§ Task description
Transcribe the entries below exactly.

Items from a dataset:
:::

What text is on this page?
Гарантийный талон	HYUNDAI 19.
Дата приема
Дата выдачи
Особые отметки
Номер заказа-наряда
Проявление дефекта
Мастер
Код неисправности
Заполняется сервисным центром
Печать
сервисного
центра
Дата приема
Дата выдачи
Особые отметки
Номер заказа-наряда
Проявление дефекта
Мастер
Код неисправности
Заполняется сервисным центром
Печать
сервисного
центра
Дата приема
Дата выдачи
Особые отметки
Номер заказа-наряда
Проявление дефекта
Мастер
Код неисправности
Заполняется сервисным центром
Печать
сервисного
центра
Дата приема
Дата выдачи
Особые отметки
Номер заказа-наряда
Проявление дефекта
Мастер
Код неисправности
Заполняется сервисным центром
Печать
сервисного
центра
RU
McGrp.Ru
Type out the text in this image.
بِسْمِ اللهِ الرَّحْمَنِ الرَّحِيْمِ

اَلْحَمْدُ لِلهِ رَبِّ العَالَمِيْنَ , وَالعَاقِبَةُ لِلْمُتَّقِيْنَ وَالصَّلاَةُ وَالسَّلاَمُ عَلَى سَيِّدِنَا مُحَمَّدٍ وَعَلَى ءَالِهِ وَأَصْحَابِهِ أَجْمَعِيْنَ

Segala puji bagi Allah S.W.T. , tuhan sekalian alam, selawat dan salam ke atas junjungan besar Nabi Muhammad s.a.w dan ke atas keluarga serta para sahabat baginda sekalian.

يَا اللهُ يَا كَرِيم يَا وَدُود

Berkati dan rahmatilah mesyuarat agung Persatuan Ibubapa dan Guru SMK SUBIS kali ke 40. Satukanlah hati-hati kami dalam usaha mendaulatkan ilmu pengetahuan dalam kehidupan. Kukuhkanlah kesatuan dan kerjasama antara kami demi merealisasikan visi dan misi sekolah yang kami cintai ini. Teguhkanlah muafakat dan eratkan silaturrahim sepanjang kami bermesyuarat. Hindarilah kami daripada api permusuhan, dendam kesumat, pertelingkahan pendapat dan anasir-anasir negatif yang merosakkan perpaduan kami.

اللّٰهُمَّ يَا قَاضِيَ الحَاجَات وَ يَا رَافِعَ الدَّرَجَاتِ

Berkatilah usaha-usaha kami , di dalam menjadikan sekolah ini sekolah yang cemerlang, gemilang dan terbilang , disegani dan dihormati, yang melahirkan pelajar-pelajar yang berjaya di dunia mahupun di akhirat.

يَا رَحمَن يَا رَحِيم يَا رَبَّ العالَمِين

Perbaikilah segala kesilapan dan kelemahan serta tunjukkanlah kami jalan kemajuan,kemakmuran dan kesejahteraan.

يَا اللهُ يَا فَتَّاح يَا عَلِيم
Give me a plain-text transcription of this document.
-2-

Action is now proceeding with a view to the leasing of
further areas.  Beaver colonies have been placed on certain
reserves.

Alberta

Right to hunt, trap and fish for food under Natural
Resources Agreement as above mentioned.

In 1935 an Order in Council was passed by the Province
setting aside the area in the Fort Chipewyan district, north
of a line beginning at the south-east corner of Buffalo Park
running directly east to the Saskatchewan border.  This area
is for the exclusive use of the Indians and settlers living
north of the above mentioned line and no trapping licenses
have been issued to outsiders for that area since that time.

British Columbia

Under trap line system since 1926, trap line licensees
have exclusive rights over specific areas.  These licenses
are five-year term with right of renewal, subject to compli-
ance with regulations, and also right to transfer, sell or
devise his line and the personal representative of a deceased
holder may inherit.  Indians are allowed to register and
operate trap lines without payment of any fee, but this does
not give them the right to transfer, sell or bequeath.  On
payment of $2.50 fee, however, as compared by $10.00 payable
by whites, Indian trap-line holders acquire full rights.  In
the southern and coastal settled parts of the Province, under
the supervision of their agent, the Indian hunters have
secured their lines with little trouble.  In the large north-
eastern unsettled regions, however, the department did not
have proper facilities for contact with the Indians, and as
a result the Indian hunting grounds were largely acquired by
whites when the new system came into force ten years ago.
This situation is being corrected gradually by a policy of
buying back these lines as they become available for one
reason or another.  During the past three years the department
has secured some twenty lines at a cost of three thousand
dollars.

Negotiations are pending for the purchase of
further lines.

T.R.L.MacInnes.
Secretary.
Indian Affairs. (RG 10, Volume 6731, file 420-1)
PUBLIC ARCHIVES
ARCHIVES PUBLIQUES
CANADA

:::

§ The answer
What text is on this page?
Гарантийный талон	HYUNDAI 19.
Дата приема
Дата выдачи
Особые отметки
Номер заказа-наряда
Проявление дефекта
Мастер
Код неисправности
Заполняется сервисным центром
Печать
сервисного
центра
Дата приема
Дата выдачи
Особые отметки
Номер заказа-наряда
Проявление дефекта
Мастер
Код неисправности
Заполняется сервисным центром
Печать
сервисного
центра
Дата приема
Дата выдачи
Особые отметки
Номер заказа-наряда
Проявление дефекта
Мастер
Код неисправности
Заполняется сервисным центром
Печать
сервисного
центра
Дата приема
Дата выдачи
Особые отметки
Номер заказа-наряда
Проявление дефекта
Мастер
Код неисправности
Заполняется сервисным центром
Печать
сервисного
центра
RU
McGrp.Ru
Type out the text in this image.
بِسْمِ اللهِ الرَّحْمَنِ الرَّحِيْمِ

اَلْحَمْدُ لِلهِ رَبِّ العَالَمِيْنَ , وَالعَاقِبَةُ لِلْمُتَّقِيْنَ وَالصَّلاَةُ وَالسَّلاَمُ عَلَى سَيِّدِنَا مُحَمَّدٍ وَعَلَى ءَالِهِ وَأَصْحَابِهِ أَجْمَعِيْنَ

Segala puji bagi Allah S.W.T. , tuhan sekalian alam, selawat dan salam ke atas junjungan besar Nabi Muhammad s.a.w dan ke atas keluarga serta para sahabat baginda sekalian.

يَا اللهُ يَا كَرِيم يَا وَدُود

Berkati dan rahmatilah mesyuarat agung Persatuan Ibubapa dan Guru SMK SUBIS kali ke 40. Satukanlah hati-hati kami dalam usaha mendaulatkan ilmu pengetahuan dalam kehidupan. Kukuhkanlah kesatuan dan kerjasama antara kami demi merealisasikan visi dan misi sekolah yang kami cintai ini. Teguhkanlah muafakat dan eratkan silaturrahim sepanjang kami bermesyuarat. Hindarilah kami daripada api permusuhan, dendam kesumat, pertelingkahan pendapat dan anasir-anasir negatif yang merosakkan perpaduan kami.

اللّٰهُمَّ يَا قَاضِيَ الحَاجَات وَ يَا رَافِعَ الدَّرَجَاتِ

Berkatilah usaha-usaha kami , di dalam menjadikan sekolah ini sekolah yang cemerlang, gemilang dan terbilang , disegani dan dihormati, yang melahirkan pelajar-pelajar yang berjaya di dunia mahupun di akhirat.

يَا رَحمَن يَا رَحِيم يَا رَبَّ العالَمِين

Perbaikilah segala kesilapan dan kelemahan serta tunjukkanlah kami jalan kemajuan,kemakmuran dan kesejahteraan.

يَا اللهُ يَا فَتَّاح يَا عَلِيم
Give me a plain-text transcription of this document.
-2-

Action is now proceeding with a view to the leasing of
further areas.  Beaver colonies have been placed on certain
reserves.

Alberta

Right to hunt, trap and fish for food under Natural
Resources Agreement as above mentioned.

In 1935 an Order in Council was passed by the Province
setting aside the area in the Fort Chipewyan district, north
of a line beginning at the south-east corner of Buffalo Park
running directly east to the Saskatchewan border.  This area
is for the exclusive use of the Indians and settlers living
north of the above mentioned line and no trapping licenses
have been issued to outsiders for that area since that time.

British Columbia

Under trap line system since 1926, trap line licensees
have exclusive rights over specific areas.  These licenses
are five-year term with right of renewal, subject to compli-
ance with regulations, and also right to transfer, sell or
devise his line and the personal representative of a deceased
holder may inherit.  Indians are allowed to register and
operate trap lines without payment of any fee, but this does
not give them the right to transfer, sell or bequeath.  On
payment of $2.50 fee, however, as compared by $10.00 payable
by whites, Indian trap-line holders acquire full rights.  In
the southern and coastal settled parts of the Province, under
the supervision of their agent, the Indian hunters have
secured their lines with little trouble.  In the large north-
eastern unsettled regions, however, the department did not
have proper facilities for contact with the Indians, and as
a result the Indian hunting grounds were largely acquired by
whites when the new system came into force ten years ago.
This situation is being corrected gradually by a policy of
buying back these lines as they become available for one
reason or another.  During the past three years the department
has secured some twenty lines at a cost of three thousand
dollars.

Negotiations are pending for the purchase of
further lines.

T.R.L.MacInnes.
Secretary.
Indian Affairs. (RG 10, Volume 6731, file 420-1)
PUBLIC ARCHIVES
ARCHIVES PUBLIQUES
CANADA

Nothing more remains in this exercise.